● Your task:
Quote, without change, all of the lines that follow.

● The input:
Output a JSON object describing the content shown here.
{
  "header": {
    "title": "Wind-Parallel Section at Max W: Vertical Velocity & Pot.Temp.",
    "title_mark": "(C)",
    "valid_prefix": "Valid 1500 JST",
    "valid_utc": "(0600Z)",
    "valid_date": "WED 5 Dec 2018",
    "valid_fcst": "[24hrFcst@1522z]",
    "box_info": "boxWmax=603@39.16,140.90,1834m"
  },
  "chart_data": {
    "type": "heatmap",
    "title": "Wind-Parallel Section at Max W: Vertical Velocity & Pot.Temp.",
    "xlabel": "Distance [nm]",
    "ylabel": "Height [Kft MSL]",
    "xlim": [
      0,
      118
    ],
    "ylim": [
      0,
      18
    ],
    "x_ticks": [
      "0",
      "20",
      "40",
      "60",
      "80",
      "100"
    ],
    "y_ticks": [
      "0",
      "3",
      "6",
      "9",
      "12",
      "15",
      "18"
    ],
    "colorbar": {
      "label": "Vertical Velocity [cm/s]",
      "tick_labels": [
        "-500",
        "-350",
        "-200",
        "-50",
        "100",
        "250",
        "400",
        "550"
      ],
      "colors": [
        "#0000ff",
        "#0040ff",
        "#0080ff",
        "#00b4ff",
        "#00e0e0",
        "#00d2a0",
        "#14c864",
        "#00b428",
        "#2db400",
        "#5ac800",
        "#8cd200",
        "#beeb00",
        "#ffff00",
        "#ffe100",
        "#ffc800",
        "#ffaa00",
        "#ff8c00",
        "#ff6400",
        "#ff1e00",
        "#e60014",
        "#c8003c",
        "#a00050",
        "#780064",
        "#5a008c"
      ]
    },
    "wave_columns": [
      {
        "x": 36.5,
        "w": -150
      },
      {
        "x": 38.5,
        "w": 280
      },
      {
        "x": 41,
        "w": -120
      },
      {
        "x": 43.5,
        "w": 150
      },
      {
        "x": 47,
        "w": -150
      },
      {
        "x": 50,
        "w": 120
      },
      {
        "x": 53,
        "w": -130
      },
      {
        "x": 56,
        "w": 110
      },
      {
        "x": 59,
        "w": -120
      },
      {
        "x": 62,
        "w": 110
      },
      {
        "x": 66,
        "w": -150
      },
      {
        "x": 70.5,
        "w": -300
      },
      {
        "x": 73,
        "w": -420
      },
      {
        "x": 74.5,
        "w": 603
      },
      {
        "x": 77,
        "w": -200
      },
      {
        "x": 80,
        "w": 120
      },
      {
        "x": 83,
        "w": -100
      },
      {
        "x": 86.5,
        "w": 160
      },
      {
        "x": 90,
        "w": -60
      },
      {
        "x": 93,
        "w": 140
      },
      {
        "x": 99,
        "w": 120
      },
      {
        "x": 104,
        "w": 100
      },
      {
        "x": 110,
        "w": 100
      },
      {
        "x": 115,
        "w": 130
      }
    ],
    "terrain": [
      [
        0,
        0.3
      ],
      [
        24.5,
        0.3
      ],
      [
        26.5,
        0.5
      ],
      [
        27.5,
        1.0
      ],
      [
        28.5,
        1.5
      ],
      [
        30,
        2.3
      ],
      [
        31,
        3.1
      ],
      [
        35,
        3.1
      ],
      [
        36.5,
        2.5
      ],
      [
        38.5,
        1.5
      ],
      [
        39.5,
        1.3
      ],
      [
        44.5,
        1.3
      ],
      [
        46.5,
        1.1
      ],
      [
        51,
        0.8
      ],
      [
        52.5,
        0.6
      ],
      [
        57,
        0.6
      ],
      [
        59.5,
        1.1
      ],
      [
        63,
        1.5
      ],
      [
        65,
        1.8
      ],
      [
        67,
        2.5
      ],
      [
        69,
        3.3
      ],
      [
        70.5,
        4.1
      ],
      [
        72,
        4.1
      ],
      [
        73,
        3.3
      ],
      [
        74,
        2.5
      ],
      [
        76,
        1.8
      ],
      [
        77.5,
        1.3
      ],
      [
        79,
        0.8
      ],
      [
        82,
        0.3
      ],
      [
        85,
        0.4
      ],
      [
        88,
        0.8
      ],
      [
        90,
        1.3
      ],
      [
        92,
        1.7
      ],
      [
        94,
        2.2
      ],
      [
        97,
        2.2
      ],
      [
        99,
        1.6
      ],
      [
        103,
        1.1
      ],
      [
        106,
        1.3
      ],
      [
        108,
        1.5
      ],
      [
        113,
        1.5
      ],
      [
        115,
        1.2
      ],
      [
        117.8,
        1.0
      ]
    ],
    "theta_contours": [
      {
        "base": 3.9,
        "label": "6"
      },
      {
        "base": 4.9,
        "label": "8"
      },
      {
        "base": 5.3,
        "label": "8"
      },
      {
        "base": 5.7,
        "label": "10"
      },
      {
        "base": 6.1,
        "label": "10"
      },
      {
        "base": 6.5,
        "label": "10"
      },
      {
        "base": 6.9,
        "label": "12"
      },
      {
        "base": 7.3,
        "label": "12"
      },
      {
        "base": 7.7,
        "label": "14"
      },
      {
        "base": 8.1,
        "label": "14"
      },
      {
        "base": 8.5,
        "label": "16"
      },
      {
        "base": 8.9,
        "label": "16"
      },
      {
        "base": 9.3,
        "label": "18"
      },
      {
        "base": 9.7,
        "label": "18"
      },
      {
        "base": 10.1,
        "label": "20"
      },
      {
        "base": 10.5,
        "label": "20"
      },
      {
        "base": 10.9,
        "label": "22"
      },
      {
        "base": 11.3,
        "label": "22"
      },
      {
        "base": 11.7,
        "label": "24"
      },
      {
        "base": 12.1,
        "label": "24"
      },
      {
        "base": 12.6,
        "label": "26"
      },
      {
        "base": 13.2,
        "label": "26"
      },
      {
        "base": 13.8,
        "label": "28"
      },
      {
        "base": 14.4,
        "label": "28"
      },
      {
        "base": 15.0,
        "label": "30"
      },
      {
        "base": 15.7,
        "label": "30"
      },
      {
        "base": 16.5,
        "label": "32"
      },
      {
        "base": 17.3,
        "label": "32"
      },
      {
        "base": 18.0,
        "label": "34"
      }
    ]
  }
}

● Correct response:
Output a JSON object describing the content shown here.
{
  "header": {
    "title": "Wind-Parallel Section at Max W: Vertical Velocity & Pot.Temp.",
    "title_mark": "(C)",
    "valid_prefix": "Valid 1500 JST",
    "valid_utc": "(0600Z)",
    "valid_date": "WED 5 Dec 2018",
    "valid_fcst": "[24hrFcst@1522z]",
    "box_info": "boxWmax=603@39.16,140.90,1834m"
  },
  "chart_data": {
    "type": "heatmap",
    "title": "Wind-Parallel Section at Max W: Vertical Velocity & Pot.Temp.",
    "xlabel": "Distance [nm]",
    "ylabel": "Height [Kft MSL]",
    "xlim": [
      0,
      118
    ],
    "ylim": [
      0,
      18
    ],
    "x_ticks": [
      "0",
      "20",
      "40",
      "60",
      "80",
      "100"
    ],
    "y_ticks": [
      "0",
      "3",
      "6",
      "9",
      "12",
      "15",
      "18"
    ],
    "colorbar": {
      "label": "Vertical Velocity [cm/s]",
      "tick_labels": [
        "-500",
        "-350",
        "-200",
        "-50",
        "100",
        "250",
        "400",
        "550"
      ],
      "colors": [
        "#0000ff",
        "#0040ff",
        "#0080ff",
        "#00b4ff",
        "#00e0e0",
        "#00d2a0",
        "#14c864",
        "#00b428",
        "#2db400",
        "#5ac800",
        "#8cd200",
        "#beeb00",
        "#ffff00",
        "#ffe100",
        "#ffc800",
        "#ffaa00",
        "#ff8c00",
        "#ff6400",
        "#ff1e00",
        "#e60014",
        "#c8003c",
        "#a00050",
        "#780064",
        "#5a008c"
      ]
    },
    "wave_columns": [
      {
        "x": 36.5,
        "w": -150
      },
      {
        "x": 38.5,
        "w": 280
      },
      {
        "x": 41,
        "w": -120
      },
      {
        "x": 43.5,
        "w": 150
      },
      {
        "x": 47,
        "w": -150
      },
      {
        "x": 50,
        "w": 120
      },
      {
        "x": 53,
        "w": -130
      },
      {
        "x": 56,
        "w": 110
      },
      {
        "x": 59,
        "w": -120
      },
      {
        "x": 62,
        "w": 110
      },
      {
        "x": 66,
        "w": -150
      },
      {
        "x": 70.5,
        "w": -300
      },
      {
        "x": 73,
        "w": -420
      },
      {
        "x": 74.5,
        "w": 603
      },
      {
        "x": 77,
        "w": -200
      },
      {
        "x": 80,
        "w": 120
      },
      {
        "x": 83,
        "w": -100
      },
      {
        "x": 86.5,
        "w": 160
      },
      {
        "x": 90,
        "w": -60
      },
      {
        "x": 93,
        "w": 140
      },
      {
        "x": 99,
        "w": 120
      },
      {
        "x": 104,
        "w": 100
      },
      {
        "x": 110,
        "w": 100
      },
      {
        "x": 115,
        "w": 130
      }
    ],
    "terrain": [
      [
        0,
        0.3
      ],
      [
        24.5,
        0.3
      ],
      [
        26.5,
        0.5
      ],
      [
        27.5,
        1.0
      ],
      [
        28.5,
        1.5
      ],
      [
        30,
        2.3
      ],
      [
        31,
        3.1
      ],
      [
        35,
        3.1
      ],
      [
        36.5,
        2.5
      ],
      [
        38.5,
        1.5
      ],
      [
        39.5,
        1.3
      ],
      [
        44.5,
        1.3
      ],
      [
        46.5,
        1.1
      ],
      [
        51,
        0.8
      ],
      [
        52.5,
        0.6
      ],
      [
        57,
        0.6
      ],
      [
        59.5,
        1.1
      ],
      [
        63,
        1.5
      ],
      [
        65,
        1.8
      ],
      [
        67,
        2.5
      ],
      [
        69,
        3.3
      ],
      [
        70.5,
        4.1
      ],
      [
        72,
        4.1
      ],
      [
        73,
        3.3
      ],
      [
        74,
        2.5
      ],
      [
        76,
        1.8
      ],
      [
        77.5,
        1.3
      ],
      [
        79,
        0.8
      ],
      [
        82,
        0.3
      ],
      [
        85,
        0.4
      ],
      [
        88,
        0.8
      ],
      [
        90,
        1.3
      ],
      [
        92,
        1.7
      ],
      [
        94,
        2.2
      ],
      [
        97,
        2.2
      ],
      [
        99,
        1.6
      ],
      [
        103,
        1.1
      ],
      [
        106,
        1.3
      ],
      [
        108,
        1.5
      ],
      [
        113,
        1.5
      ],
      [
        115,
        1.2
      ],
      [
        117.8,
        1.0
      ]
    ],
    "theta_contours": [
      {
        "base": 3.9,
        "label": "6"
      },
      {
        "base": 4.9,
        "label": "8"
      },
      {
        "base": 5.3,
        "label": "8"
      },
      {
        "base": 5.7,
        "label": "10"
      },
      {
        "base": 6.1,
        "label": "10"
      },
      {
        "base": 6.5,
        "label": "10"
      },
      {
        "base": 6.9,
        "label": "12"
      },
      {
        "base": 7.3,
        "label": "12"
      },
      {
        "base": 7.7,
        "label": "14"
      },
      {
        "base": 8.1,
        "label": "14"
      },
      {
        "base": 8.5,
        "label": "16"
      },
      {
        "base": 8.9,
        "label": "16"
      },
      {
        "base": 9.3,
        "label": "18"
      },
      {
        "base": 9.7,
        "label": "18"
      },
      {
        "base": 10.1,
        "label": "20"
      },
      {
        "base": 10.5,
        "label": "20"
      },
      {
        "base": 10.9,
        "label": "22"
      },
      {
        "base": 11.3,
        "label": "22"
      },
      {
        "base": 11.7,
        "label": "24"
      },
      {
        "base": 12.1,
        "label": "24"
      },
      {
        "base": 12.6,
        "label": "26"
      },
      {
        "base": 13.2,
        "label": "26"
      },
      {
        "base": 13.8,
        "label": "28"
      },
      {
        "base": 14.4,
        "label": "28"
      },
      {
        "base": 15.0,
        "label": "30"
      },
      {
        "base": 15.7,
        "label": "30"
      },
      {
        "base": 16.5,
        "label": "32"
      },
      {
        "base": 17.3,
        "label": "32"
      },
      {
        "base": 18.0,
        "label": "34"
      }
    ]
  }
}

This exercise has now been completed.